Search the records that follow and extract every line containing the string "image".

## INPUT
⟨

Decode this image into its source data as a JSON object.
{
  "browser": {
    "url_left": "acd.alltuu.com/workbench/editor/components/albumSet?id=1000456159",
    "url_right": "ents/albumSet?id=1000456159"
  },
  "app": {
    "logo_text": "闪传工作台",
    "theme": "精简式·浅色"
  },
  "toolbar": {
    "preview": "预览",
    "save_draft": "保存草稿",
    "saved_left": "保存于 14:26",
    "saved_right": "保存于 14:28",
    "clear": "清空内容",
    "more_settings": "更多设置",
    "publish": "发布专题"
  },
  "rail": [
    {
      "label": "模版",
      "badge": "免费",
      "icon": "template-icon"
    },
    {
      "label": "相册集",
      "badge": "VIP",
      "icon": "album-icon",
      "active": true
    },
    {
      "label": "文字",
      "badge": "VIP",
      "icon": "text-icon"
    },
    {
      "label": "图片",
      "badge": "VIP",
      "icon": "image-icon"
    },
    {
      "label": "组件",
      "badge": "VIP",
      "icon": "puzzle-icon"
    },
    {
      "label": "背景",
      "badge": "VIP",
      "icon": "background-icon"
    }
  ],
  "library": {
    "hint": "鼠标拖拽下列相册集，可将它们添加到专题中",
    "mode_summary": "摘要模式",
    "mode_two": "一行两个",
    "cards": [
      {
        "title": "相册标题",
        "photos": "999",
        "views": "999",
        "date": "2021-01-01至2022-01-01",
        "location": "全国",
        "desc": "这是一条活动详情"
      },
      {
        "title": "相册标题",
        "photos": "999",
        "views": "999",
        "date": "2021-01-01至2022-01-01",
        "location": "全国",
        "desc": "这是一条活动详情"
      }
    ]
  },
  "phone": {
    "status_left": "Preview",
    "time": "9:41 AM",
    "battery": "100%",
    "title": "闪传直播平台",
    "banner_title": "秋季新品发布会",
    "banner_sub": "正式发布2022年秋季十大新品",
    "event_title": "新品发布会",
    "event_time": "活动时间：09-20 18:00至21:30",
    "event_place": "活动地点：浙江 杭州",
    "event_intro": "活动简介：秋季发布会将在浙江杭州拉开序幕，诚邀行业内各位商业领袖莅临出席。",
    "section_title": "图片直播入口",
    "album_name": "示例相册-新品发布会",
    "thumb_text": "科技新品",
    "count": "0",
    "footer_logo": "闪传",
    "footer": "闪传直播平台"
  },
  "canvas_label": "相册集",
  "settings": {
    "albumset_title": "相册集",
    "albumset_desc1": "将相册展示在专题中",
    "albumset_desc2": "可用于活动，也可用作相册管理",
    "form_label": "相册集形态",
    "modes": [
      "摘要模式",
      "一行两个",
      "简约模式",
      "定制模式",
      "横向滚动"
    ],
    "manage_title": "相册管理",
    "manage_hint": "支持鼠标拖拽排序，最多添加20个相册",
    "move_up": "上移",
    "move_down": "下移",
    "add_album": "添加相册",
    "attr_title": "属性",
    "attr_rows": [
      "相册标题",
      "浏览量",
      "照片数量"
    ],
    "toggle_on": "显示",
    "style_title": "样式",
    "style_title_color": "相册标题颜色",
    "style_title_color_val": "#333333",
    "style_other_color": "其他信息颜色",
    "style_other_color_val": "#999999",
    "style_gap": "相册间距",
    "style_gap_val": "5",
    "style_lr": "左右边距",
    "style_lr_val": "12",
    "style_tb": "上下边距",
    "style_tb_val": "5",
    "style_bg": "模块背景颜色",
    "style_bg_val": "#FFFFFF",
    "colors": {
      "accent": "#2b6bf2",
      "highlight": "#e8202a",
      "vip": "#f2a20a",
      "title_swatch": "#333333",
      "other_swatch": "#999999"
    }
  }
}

⟩

## THE RESPONSE
Decode this image into its source data as a JSON object.
      "icon": "image-icon"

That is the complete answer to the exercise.